■ **What you are asked to do**
Every line in the listing is to be echoed verbatim.

+++++

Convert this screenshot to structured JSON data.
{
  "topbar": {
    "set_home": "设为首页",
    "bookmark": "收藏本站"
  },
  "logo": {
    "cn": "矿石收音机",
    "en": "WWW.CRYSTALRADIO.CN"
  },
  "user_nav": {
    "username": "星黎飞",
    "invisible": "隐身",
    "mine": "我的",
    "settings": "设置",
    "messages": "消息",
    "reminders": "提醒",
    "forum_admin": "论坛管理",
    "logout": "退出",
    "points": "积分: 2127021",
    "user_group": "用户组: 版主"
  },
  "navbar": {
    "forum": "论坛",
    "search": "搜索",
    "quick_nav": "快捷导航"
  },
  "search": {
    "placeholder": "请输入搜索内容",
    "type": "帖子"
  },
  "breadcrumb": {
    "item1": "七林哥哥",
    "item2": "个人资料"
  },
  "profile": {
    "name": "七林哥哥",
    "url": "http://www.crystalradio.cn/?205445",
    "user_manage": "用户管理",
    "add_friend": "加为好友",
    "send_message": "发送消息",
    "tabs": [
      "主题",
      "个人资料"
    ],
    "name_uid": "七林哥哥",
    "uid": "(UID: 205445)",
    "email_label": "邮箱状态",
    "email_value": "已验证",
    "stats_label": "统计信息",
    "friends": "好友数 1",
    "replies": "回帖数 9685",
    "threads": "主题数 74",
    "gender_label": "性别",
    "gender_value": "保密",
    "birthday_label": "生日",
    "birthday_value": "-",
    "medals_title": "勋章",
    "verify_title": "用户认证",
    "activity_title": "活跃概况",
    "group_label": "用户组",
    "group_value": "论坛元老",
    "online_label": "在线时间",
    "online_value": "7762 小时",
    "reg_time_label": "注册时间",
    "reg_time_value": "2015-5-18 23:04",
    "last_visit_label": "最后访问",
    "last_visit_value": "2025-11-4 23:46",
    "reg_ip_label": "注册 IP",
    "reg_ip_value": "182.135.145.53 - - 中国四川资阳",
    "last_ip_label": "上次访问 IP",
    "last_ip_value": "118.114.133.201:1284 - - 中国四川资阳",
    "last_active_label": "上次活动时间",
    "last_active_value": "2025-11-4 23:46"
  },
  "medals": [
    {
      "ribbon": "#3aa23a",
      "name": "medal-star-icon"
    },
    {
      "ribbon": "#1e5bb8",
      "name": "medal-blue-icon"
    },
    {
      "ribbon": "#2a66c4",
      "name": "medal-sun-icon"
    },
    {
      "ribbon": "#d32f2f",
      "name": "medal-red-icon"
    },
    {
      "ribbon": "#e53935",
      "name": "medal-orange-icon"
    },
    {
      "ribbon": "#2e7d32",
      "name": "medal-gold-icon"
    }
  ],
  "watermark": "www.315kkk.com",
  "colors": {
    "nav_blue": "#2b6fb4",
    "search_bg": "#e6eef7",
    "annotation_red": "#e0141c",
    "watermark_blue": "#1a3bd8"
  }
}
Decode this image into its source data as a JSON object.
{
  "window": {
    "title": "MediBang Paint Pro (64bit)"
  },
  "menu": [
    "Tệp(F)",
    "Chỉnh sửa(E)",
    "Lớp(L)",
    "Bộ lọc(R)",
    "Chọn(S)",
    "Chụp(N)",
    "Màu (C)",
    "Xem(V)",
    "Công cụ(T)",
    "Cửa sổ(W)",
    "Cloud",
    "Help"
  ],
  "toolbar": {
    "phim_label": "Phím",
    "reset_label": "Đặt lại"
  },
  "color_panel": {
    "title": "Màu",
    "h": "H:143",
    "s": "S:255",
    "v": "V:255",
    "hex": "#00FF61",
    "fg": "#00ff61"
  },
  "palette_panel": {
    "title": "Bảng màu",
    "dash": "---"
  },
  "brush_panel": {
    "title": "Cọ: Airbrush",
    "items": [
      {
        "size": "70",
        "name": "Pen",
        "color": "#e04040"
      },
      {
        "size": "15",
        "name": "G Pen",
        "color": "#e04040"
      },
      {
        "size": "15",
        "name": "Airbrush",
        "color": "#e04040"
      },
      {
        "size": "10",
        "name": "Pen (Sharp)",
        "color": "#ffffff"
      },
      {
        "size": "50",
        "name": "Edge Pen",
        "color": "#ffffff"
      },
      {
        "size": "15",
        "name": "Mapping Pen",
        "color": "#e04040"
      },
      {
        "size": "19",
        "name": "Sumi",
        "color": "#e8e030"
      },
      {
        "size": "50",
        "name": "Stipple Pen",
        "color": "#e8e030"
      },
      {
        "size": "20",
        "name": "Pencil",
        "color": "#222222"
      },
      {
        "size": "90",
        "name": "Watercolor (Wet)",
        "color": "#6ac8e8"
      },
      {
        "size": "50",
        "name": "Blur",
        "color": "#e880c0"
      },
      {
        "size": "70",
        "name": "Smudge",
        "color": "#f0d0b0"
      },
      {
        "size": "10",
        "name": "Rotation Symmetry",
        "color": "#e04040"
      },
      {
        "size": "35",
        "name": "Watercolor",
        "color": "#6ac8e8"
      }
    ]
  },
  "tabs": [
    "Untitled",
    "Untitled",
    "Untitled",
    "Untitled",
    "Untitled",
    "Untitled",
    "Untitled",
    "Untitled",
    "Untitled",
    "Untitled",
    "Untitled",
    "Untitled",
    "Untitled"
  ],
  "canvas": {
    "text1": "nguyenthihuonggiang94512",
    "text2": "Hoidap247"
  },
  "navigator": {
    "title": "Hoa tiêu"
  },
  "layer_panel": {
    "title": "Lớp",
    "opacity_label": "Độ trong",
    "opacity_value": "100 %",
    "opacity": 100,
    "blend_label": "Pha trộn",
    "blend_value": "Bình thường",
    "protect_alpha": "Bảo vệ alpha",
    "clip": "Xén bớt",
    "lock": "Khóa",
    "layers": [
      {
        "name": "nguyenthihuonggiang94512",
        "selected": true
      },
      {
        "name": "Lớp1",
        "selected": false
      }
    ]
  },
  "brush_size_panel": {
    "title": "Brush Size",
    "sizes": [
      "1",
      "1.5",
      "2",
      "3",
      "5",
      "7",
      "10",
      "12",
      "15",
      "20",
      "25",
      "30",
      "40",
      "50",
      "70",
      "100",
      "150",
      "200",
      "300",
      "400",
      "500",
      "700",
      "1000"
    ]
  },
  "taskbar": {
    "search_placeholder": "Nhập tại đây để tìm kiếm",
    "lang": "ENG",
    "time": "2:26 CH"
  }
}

+++++

■ **Result**
Convert this screenshot to structured JSON data.
{
  "topbar": {
    "set_home": "设为首页",
    "bookmark": "收藏本站"
  },
  "logo": {
    "cn": "矿石收音机",
    "en": "WWW.CRYSTALRADIO.CN"
  },
  "user_nav": {
    "username": "星黎飞",
    "invisible": "隐身",
    "mine": "我的",
    "settings": "设置",
    "messages": "消息",
    "reminders": "提醒",
    "forum_admin": "论坛管理",
    "logout": "退出",
    "points": "积分: 2127021",
    "user_group": "用户组: 版主"
  },
  "navbar": {
    "forum": "论坛",
    "search": "搜索",
    "quick_nav": "快捷导航"
  },
  "search": {
    "placeholder": "请输入搜索内容",
    "type": "帖子"
  },
  "breadcrumb": {
    "item1": "七林哥哥",
    "item2": "个人资料"
  },
  "profile": {
    "name": "七林哥哥",
    "url": "http://www.crystalradio.cn/?205445",
    "user_manage": "用户管理",
    "add_friend": "加为好友",
    "send_message": "发送消息",
    "tabs": [
      "主题",
      "个人资料"
    ],
    "name_uid": "七林哥哥",
    "uid": "(UID: 205445)",
    "email_label": "邮箱状态",
    "email_value": "已验证",
    "stats_label": "统计信息",
    "friends": "好友数 1",
    "replies": "回帖数 9685",
    "threads": "主题数 74",
    "gender_label": "性别",
    "gender_value": "保密",
    "birthday_label": "生日",
    "birthday_value": "-",
    "medals_title": "勋章",
    "verify_title": "用户认证",
    "activity_title": "活跃概况",
    "group_label": "用户组",
    "group_value": "论坛元老",
    "online_label": "在线时间",
    "online_value": "7762 小时",
    "reg_time_label": "注册时间",
    "reg_time_value": "2015-5-18 23:04",
    "last_visit_label": "最后访问",
    "last_visit_value": "2025-11-4 23:46",
    "reg_ip_label": "注册 IP",
    "reg_ip_value": "182.135.145.53 - - 中国四川资阳",
    "last_ip_label": "上次访问 IP",
    "last_ip_value": "118.114.133.201:1284 - - 中国四川资阳",
    "last_active_label": "上次活动时间",
    "last_active_value": "2025-11-4 23:46"
  },
  "medals": [
    {
      "ribbon": "#3aa23a",
      "name": "medal-star-icon"
    },
    {
      "ribbon": "#1e5bb8",
      "name": "medal-blue-icon"
    },
    {
      "ribbon": "#2a66c4",
      "name": "medal-sun-icon"
    },
    {
      "ribbon": "#d32f2f",
      "name": "medal-red-icon"
    },
    {
      "ribbon": "#e53935",
      "name": "medal-orange-icon"
    },
    {
      "ribbon": "#2e7d32",
      "name": "medal-gold-icon"
    }
  ],
  "watermark": "www.315kkk.com",
  "colors": {
    "nav_blue": "#2b6fb4",
    "search_bg": "#e6eef7",
    "annotation_red": "#e0141c",
    "watermark_blue": "#1a3bd8"
  }
}
Decode this image into its source data as a JSON object.
{
  "window": {
    "title": "MediBang Paint Pro (64bit)"
  },
  "menu": [
    "Tệp(F)",
    "Chỉnh sửa(E)",
    "Lớp(L)",
    "Bộ lọc(R)",
    "Chọn(S)",
    "Chụp(N)",
    "Màu (C)",
    "Xem(V)",
    "Công cụ(T)",
    "Cửa sổ(W)",
    "Cloud",
    "Help"
  ],
  "toolbar": {
    "phim_label": "Phím",
    "reset_label": "Đặt lại"
  },
  "color_panel": {
    "title": "Màu",
    "h": "H:143",
    "s": "S:255",
    "v": "V:255",
    "hex": "#00FF61",
    "fg": "#00ff61"
  },
  "palette_panel": {
    "title": "Bảng màu",
    "dash": "---"
  },
  "brush_panel": {
    "title": "Cọ: Airbrush",
    "items": [
      {
        "size": "70",
        "name": "Pen",
        "color": "#e04040"
      },
      {
        "size": "15",
        "name": "G Pen",
        "color": "#e04040"
      },
      {
        "size": "15",
        "name": "Airbrush",
        "color": "#e04040"
      },
      {
        "size": "10",
        "name": "Pen (Sharp)",
        "color": "#ffffff"
      },
      {
        "size": "50",
        "name": "Edge Pen",
        "color": "#ffffff"
      },
      {
        "size": "15",
        "name": "Mapping Pen",
        "color": "#e04040"
      },
      {
        "size": "19",
        "name": "Sumi",
        "color": "#e8e030"
      },
      {
        "size": "50",
        "name": "Stipple Pen",
        "color": "#e8e030"
      },
      {
        "size": "20",
        "name": "Pencil",
        "color": "#222222"
      },
      {
        "size": "90",
        "name": "Watercolor (Wet)",
        "color": "#6ac8e8"
      },
      {
        "size": "50",
        "name": "Blur",
        "color": "#e880c0"
      },
      {
        "size": "70",
        "name": "Smudge",
        "color": "#f0d0b0"
      },
      {
        "size": "10",
        "name": "Rotation Symmetry",
        "color": "#e04040"
      },
      {
        "size": "35",
        "name": "Watercolor",
        "color": "#6ac8e8"
      }
    ]
  },
  "tabs": [
    "Untitled",
    "Untitled",
    "Untitled",
    "Untitled",
    "Untitled",
    "Untitled",
    "Untitled",
    "Untitled",
    "Untitled",
    "Untitled",
    "Untitled",
    "Untitled",
    "Untitled"
  ],
  "canvas": {
    "text1": "nguyenthihuonggiang94512",
    "text2": "Hoidap247"
  },
  "navigator": {
    "title": "Hoa tiêu"
  },
  "layer_panel": {
    "title": "Lớp",
    "opacity_label": "Độ trong",
    "opacity_value": "100 %",
    "opacity": 100,
    "blend_label": "Pha trộn",
    "blend_value": "Bình thường",
    "protect_alpha": "Bảo vệ alpha",
    "clip": "Xén bớt",
    "lock": "Khóa",
    "layers": [
      {
        "name": "nguyenthihuonggiang94512",
        "selected": true
      },
      {
        "name": "Lớp1",
        "selected": false
      }
    ]
  },
  "brush_size_panel": {
    "title": "Brush Size",
    "sizes": [
      "1",
      "1.5",
      "2",
      "3",
      "5",
      "7",
      "10",
      "12",
      "15",
      "20",
      "25",
      "30",
      "40",
      "50",
      "70",
      "100",
      "150",
      "200",
      "300",
      "400",
      "500",
      "700",
      "1000"
    ]
  },
  "taskbar": {
    "search_placeholder": "Nhập tại đây để tìm kiếm",
    "lang": "ENG",
    "time": "2:26 CH"
  }
}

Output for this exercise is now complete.